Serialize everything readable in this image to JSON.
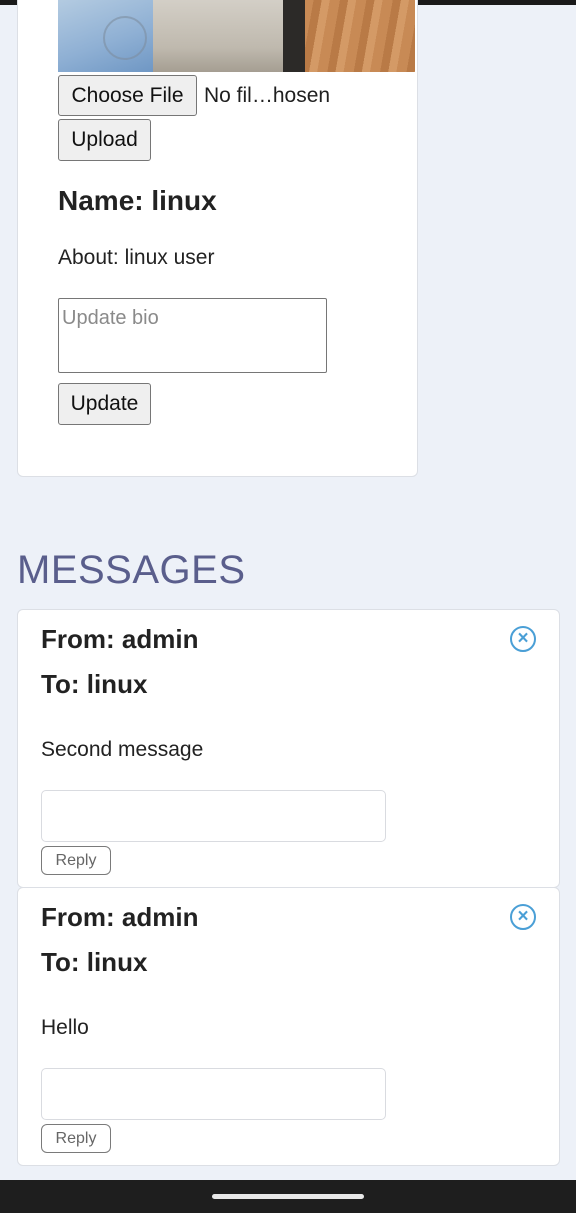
{
  "profile": {
    "file_button_label": "Choose File",
    "file_status": "No fil…hosen",
    "upload_label": "Upload",
    "name_label": "Name:",
    "name_value": "linux",
    "about_label": "About:",
    "about_value": "linux user",
    "bio_placeholder": "Update bio",
    "update_label": "Update"
  },
  "messages": {
    "heading": "MESSAGES",
    "items": [
      {
        "from_label": "From:",
        "from": "admin",
        "to_label": "To:",
        "to": "linux",
        "body": "Second message",
        "reply_label": "Reply",
        "close_icon": "close-circle-icon"
      },
      {
        "from_label": "From:",
        "from": "admin",
        "to_label": "To:",
        "to": "linux",
        "body": "Hello",
        "reply_label": "Reply",
        "close_icon": "close-circle-icon"
      }
    ]
  },
  "colors": {
    "page_background": "#edf1f8",
    "heading": "#5a5e8c",
    "close_icon": "#4a9fd6"
  }
}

· · · · ·

### SET PROBLEM
Reproduce the material in its entirety and word for word, without the pictures.

### COMPLETE OUTPUT
Serialize everything readable in this image to JSON.
{
  "profile": {
    "file_button_label": "Choose File",
    "file_status": "No fil…hosen",
    "upload_label": "Upload",
    "name_label": "Name:",
    "name_value": "linux",
    "about_label": "About:",
    "about_value": "linux user",
    "bio_placeholder": "Update bio",
    "update_label": "Update"
  },
  "messages": {
    "heading": "MESSAGES",
    "items": [
      {
        "from_label": "From:",
        "from": "admin",
        "to_label": "To:",
        "to": "linux",
        "body": "Second message",
        "reply_label": "Reply",
        "close_icon": "close-circle-icon"
      },
      {
        "from_label": "From:",
        "from": "admin",
        "to_label": "To:",
        "to": "linux",
        "body": "Hello",
        "reply_label": "Reply",
        "close_icon": "close-circle-icon"
      }
    ]
  },
  "colors": {
    "page_background": "#edf1f8",
    "heading": "#5a5e8c",
    "close_icon": "#4a9fd6"
  }
}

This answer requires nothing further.